- _Written problem_
Write out the listing below again, precisely as it is given.

++++++

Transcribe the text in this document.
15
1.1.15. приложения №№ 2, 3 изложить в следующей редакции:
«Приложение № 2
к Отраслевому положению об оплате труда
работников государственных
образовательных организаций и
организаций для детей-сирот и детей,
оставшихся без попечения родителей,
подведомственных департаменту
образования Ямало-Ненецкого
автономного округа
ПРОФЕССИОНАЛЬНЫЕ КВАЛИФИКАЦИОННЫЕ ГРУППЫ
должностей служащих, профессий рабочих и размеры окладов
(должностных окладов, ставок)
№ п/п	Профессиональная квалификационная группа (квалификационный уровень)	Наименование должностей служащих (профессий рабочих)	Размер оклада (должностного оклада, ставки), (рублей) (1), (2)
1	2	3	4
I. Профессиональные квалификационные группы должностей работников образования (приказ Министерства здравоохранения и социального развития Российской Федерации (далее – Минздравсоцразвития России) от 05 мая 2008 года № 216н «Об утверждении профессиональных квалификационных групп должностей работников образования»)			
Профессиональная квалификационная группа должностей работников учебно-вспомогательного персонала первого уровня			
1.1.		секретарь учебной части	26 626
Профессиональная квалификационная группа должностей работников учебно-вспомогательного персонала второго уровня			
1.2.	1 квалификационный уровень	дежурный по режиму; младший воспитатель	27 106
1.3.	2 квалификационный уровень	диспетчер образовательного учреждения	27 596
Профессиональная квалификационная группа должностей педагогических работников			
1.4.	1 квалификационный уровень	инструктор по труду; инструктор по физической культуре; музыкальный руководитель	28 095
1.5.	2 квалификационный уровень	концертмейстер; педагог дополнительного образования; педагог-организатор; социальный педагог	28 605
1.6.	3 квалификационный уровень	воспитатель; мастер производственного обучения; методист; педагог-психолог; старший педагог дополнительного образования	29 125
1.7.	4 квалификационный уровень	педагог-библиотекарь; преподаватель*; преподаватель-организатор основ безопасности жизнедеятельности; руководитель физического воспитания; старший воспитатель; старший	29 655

++++++

- _Worked answer_
Transcribe the text in this document.
15
1.1.15. приложения №№ 2, 3 изложить в следующей редакции:
«Приложение № 2
к Отраслевому положению об оплате труда
работников государственных
образовательных организаций и
организаций для детей-сирот и детей,
оставшихся без попечения родителей,
подведомственных департаменту
образования Ямало-Ненецкого
автономного округа
ПРОФЕССИОНАЛЬНЫЕ КВАЛИФИКАЦИОННЫЕ ГРУППЫ
должностей служащих, профессий рабочих и размеры окладов
(должностных окладов, ставок)
№ п/п	Профессиональная квалификационная группа (квалификационный уровень)	Наименование должностей служащих (профессий рабочих)	Размер оклада (должностного оклада, ставки), (рублей) (1), (2)
1	2	3	4
I. Профессиональные квалификационные группы должностей работников образования (приказ Министерства здравоохранения и социального развития Российской Федерации (далее – Минздравсоцразвития России) от 05 мая 2008 года № 216н «Об утверждении профессиональных квалификационных групп должностей работников образования»)			
Профессиональная квалификационная группа должностей работников учебно-вспомогательного персонала первого уровня			
1.1.		секретарь учебной части	26 626
Профессиональная квалификационная группа должностей работников учебно-вспомогательного персонала второго уровня			
1.2.	1 квалификационный уровень	дежурный по режиму; младший воспитатель	27 106
1.3.	2 квалификационный уровень	диспетчер образовательного учреждения	27 596
Профессиональная квалификационная группа должностей педагогических работников			
1.4.	1 квалификационный уровень	инструктор по труду; инструктор по физической культуре; музыкальный руководитель	28 095
1.5.	2 квалификационный уровень	концертмейстер; педагог дополнительного образования; педагог-организатор; социальный педагог	28 605
1.6.	3 квалификационный уровень	воспитатель; мастер производственного обучения; методист; педагог-психолог; старший педагог дополнительного образования	29 125
1.7.	4 квалификационный уровень	педагог-библиотекарь; преподаватель*; преподаватель-организатор основ безопасности жизнедеятельности; руководитель физического воспитания; старший воспитатель; старший	29 655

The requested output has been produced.